## Listed records
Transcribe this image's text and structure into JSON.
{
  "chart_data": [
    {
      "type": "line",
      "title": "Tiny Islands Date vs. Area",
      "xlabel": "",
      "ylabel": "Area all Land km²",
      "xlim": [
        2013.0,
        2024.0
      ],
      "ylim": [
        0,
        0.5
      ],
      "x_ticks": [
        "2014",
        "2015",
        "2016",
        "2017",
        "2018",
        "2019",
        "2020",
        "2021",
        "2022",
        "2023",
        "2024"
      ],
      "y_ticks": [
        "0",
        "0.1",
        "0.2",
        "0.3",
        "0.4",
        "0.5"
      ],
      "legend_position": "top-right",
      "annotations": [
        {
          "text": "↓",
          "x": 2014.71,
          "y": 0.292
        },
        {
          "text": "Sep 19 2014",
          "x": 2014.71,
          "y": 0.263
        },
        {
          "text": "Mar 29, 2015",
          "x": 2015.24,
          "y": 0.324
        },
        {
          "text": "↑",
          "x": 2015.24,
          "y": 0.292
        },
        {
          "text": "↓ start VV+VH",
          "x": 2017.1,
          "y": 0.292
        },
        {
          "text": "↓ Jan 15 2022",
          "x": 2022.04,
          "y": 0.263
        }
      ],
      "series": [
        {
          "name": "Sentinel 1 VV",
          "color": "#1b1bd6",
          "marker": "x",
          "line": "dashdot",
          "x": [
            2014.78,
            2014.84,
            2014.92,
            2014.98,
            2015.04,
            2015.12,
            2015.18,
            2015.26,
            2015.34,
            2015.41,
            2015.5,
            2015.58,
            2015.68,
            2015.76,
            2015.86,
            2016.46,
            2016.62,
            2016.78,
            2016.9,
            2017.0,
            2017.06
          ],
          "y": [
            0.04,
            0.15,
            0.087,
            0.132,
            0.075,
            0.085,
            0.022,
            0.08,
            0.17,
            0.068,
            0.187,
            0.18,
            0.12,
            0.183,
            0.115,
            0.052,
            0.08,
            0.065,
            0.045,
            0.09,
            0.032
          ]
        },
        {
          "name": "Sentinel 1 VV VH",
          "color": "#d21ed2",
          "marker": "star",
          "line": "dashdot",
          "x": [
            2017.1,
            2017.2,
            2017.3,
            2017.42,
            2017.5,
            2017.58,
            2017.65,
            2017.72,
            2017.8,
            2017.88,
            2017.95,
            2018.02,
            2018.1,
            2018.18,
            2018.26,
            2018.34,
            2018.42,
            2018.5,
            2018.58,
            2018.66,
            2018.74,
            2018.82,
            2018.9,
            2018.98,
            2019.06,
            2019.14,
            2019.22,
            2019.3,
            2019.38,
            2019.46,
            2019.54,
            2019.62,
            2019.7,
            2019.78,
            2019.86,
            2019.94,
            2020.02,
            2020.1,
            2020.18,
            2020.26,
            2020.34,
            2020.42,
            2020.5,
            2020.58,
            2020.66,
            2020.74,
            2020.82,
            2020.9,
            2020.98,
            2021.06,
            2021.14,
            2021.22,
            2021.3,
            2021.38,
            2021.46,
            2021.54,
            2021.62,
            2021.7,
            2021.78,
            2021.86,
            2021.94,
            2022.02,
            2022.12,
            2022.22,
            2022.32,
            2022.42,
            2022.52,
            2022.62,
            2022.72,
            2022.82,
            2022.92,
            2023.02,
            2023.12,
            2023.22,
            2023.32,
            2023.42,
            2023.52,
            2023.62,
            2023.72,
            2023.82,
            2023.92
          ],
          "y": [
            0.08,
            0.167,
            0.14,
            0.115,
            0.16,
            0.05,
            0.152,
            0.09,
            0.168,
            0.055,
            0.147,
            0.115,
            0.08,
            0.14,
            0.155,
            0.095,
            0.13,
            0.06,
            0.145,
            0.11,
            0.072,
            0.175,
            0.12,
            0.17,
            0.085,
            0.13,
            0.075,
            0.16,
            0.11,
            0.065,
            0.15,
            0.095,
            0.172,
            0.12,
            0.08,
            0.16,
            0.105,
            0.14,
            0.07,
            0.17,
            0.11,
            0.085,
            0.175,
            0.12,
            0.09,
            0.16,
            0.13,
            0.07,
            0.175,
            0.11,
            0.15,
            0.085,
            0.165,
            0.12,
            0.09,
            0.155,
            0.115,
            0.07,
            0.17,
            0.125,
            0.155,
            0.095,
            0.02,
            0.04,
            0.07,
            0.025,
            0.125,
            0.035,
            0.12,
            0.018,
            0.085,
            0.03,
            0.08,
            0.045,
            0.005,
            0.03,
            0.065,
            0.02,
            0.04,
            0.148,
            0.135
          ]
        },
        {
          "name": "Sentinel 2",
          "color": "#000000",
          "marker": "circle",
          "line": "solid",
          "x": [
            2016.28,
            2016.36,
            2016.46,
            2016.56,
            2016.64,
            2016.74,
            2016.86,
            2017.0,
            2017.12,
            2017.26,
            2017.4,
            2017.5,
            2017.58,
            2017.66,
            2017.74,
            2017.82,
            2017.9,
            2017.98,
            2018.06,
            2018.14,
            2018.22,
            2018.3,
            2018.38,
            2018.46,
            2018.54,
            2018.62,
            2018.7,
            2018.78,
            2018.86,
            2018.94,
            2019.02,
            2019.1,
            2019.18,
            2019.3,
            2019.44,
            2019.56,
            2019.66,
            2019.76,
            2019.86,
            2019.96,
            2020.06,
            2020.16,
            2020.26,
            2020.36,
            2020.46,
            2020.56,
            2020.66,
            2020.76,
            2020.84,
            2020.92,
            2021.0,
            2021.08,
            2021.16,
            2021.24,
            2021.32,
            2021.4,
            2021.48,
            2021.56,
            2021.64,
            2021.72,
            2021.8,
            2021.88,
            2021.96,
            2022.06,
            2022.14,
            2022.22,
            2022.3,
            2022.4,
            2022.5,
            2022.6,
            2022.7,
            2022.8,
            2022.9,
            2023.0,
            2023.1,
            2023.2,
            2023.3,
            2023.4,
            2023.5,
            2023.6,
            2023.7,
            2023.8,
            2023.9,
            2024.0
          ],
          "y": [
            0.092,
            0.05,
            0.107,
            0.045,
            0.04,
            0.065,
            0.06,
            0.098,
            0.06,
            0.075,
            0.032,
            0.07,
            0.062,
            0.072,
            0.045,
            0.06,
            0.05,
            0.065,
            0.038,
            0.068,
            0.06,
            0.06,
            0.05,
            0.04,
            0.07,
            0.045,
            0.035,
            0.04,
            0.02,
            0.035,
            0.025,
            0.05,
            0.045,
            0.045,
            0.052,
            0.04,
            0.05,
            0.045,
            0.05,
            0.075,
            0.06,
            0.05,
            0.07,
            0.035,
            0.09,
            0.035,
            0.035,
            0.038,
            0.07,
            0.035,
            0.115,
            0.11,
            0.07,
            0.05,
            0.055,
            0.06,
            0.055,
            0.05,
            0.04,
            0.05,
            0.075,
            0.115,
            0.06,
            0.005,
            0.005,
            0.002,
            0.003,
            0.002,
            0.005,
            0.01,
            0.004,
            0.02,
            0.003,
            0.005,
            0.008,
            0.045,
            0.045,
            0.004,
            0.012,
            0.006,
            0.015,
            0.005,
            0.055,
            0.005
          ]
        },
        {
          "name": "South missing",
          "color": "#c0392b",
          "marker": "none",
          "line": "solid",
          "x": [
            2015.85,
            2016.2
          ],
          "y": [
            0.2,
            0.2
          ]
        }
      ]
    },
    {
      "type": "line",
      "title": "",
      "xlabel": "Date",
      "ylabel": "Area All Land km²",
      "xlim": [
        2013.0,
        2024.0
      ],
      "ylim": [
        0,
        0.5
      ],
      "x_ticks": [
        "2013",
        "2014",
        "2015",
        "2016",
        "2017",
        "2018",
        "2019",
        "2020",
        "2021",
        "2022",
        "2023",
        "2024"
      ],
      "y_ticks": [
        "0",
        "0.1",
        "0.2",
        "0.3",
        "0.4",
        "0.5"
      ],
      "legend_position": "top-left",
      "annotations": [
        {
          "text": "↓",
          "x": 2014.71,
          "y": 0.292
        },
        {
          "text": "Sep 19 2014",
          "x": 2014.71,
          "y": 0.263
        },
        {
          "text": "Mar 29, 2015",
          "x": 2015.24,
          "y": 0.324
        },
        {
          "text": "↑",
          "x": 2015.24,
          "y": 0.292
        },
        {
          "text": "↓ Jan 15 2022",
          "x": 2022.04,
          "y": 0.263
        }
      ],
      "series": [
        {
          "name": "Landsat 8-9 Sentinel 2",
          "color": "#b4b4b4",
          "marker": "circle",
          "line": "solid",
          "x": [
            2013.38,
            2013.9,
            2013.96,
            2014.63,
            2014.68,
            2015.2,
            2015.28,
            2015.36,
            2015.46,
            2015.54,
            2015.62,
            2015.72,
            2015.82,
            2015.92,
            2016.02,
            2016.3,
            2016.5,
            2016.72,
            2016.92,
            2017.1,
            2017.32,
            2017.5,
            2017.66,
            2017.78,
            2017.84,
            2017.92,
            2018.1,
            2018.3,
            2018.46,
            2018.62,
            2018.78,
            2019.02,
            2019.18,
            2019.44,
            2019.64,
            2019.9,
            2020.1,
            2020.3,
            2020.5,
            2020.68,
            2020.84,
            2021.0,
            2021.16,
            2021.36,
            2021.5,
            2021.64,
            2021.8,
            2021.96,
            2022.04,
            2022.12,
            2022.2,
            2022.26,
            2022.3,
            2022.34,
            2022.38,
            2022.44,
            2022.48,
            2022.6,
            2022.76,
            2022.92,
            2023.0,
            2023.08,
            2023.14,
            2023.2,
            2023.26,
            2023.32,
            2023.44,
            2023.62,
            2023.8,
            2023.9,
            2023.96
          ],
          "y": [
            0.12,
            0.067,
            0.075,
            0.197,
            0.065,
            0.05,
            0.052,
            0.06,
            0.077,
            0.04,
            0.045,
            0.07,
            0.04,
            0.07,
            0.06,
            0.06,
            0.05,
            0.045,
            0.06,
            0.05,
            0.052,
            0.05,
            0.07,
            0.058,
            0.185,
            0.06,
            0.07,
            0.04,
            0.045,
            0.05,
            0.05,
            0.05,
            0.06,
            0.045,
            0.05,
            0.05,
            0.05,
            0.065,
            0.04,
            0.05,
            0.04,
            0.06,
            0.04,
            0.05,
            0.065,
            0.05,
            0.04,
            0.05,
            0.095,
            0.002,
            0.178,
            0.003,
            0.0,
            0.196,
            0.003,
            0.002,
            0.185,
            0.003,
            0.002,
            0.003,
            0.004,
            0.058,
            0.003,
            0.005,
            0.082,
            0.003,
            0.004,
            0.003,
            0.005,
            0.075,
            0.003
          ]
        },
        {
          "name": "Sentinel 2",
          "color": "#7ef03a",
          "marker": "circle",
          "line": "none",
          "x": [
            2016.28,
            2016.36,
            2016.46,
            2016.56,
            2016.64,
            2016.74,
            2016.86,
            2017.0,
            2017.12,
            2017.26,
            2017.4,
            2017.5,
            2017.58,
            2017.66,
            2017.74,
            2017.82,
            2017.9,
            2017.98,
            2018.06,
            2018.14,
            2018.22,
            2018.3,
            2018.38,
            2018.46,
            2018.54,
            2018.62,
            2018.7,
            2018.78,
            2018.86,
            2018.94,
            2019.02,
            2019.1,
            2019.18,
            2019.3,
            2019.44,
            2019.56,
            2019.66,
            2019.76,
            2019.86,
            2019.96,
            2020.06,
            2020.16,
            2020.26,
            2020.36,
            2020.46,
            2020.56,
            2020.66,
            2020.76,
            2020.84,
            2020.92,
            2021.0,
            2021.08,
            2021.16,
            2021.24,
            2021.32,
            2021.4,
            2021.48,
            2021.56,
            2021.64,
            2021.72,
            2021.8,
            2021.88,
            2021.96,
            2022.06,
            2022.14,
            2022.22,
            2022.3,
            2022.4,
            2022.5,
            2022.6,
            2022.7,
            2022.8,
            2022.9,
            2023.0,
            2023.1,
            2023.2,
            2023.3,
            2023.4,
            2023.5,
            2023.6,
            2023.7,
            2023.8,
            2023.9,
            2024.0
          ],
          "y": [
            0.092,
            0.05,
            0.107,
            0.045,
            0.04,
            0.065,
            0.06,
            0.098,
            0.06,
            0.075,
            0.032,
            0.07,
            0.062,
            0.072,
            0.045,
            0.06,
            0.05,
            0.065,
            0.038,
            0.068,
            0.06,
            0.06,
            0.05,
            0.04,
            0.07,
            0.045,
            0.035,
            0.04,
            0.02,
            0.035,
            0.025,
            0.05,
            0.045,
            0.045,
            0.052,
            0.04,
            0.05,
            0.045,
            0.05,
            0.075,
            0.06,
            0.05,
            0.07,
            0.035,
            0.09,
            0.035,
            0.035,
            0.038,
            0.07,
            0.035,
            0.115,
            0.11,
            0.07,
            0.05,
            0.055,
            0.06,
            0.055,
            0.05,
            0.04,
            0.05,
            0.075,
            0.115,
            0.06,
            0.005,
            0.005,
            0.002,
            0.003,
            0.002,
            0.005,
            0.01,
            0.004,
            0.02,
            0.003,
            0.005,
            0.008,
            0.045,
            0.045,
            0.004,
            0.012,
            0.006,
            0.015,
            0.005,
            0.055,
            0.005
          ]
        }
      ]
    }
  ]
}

## Objective
Check each line of the records above for the string "Sentinel", and report every line that has it.

## Output of the task
          "name": "Sentinel 1 VV",
          "name": "Sentinel 1 VV VH",
          "name": "Sentinel 2",
          "name": "Landsat 8-9 Sentinel 2",
          "name": "Sentinel 2",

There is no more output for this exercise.